- **DIRECTIVE**:
Within the material below, find each line bearing the word "EIXO" and present it.

- - - - - - -

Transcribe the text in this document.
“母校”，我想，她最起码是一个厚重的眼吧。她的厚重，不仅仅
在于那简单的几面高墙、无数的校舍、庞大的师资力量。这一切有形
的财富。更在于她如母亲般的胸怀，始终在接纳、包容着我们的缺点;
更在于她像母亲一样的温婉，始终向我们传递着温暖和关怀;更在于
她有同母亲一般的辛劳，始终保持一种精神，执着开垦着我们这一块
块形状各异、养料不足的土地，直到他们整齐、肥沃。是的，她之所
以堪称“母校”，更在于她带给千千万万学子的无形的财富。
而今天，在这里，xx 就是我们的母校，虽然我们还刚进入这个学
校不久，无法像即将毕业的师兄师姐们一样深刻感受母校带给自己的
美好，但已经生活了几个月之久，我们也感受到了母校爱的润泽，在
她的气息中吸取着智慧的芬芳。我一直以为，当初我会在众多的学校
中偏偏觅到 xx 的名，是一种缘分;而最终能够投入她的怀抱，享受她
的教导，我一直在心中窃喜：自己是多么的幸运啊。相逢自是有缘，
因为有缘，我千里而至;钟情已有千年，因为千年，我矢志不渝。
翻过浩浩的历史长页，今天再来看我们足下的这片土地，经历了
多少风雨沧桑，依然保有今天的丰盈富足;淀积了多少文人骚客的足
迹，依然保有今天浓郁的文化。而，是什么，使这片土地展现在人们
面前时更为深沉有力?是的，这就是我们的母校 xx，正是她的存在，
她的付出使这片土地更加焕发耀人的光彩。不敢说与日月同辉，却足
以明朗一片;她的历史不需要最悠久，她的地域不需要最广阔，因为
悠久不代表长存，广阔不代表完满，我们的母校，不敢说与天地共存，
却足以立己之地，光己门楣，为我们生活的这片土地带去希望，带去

- - - - - - -

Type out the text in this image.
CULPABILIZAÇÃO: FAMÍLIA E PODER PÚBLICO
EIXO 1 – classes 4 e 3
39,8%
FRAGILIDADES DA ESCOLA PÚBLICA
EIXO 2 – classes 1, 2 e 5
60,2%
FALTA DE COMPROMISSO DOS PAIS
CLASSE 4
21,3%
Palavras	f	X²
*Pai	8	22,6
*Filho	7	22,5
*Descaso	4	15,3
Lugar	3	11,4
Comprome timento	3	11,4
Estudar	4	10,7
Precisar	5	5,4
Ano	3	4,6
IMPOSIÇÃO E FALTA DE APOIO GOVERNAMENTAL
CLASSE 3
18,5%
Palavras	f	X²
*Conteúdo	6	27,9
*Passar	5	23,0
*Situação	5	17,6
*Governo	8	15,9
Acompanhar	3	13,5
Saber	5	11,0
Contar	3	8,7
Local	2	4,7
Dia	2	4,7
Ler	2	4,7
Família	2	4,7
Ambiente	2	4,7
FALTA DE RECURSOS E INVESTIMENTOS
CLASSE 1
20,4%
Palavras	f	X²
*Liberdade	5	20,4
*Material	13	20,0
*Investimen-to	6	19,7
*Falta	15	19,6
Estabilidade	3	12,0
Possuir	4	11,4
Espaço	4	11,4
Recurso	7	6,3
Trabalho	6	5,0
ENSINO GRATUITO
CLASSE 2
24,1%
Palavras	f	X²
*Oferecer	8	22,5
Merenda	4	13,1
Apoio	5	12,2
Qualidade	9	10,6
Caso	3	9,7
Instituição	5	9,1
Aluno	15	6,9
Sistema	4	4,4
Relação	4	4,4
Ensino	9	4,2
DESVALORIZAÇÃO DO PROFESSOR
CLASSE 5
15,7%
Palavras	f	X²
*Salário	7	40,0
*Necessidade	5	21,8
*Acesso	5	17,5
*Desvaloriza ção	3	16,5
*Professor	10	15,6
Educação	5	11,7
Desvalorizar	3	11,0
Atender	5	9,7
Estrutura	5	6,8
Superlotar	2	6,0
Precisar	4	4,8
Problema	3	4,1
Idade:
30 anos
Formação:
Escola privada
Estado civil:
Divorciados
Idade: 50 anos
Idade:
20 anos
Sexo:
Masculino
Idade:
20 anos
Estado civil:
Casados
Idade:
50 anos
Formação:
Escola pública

- - - - - - -

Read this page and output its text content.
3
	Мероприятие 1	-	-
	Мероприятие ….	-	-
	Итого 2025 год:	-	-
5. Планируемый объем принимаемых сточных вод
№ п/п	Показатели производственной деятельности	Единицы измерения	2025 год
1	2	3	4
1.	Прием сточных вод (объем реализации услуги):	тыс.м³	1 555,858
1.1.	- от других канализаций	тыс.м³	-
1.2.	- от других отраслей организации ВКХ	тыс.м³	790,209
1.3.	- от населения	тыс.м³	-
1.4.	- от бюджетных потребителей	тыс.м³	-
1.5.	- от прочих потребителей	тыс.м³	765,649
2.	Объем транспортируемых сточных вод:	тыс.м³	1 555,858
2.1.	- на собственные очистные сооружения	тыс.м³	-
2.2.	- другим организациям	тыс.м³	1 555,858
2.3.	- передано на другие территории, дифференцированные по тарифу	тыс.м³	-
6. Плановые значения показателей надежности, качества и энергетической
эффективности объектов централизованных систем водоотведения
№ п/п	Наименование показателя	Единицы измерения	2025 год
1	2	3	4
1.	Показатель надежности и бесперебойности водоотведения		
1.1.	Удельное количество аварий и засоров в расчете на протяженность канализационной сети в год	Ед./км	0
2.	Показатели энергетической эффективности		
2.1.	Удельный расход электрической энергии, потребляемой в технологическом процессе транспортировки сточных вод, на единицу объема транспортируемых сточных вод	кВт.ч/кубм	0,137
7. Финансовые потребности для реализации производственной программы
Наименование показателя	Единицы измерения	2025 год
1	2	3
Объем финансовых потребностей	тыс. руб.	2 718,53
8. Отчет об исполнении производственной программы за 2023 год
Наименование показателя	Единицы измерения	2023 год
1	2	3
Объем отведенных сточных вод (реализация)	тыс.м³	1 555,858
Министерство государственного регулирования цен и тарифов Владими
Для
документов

- - - - - - -

- **EXERCISE ANSWER**:
EIXO 1 – classes 4 e 3
EIXO 2 – classes 1, 2 e 5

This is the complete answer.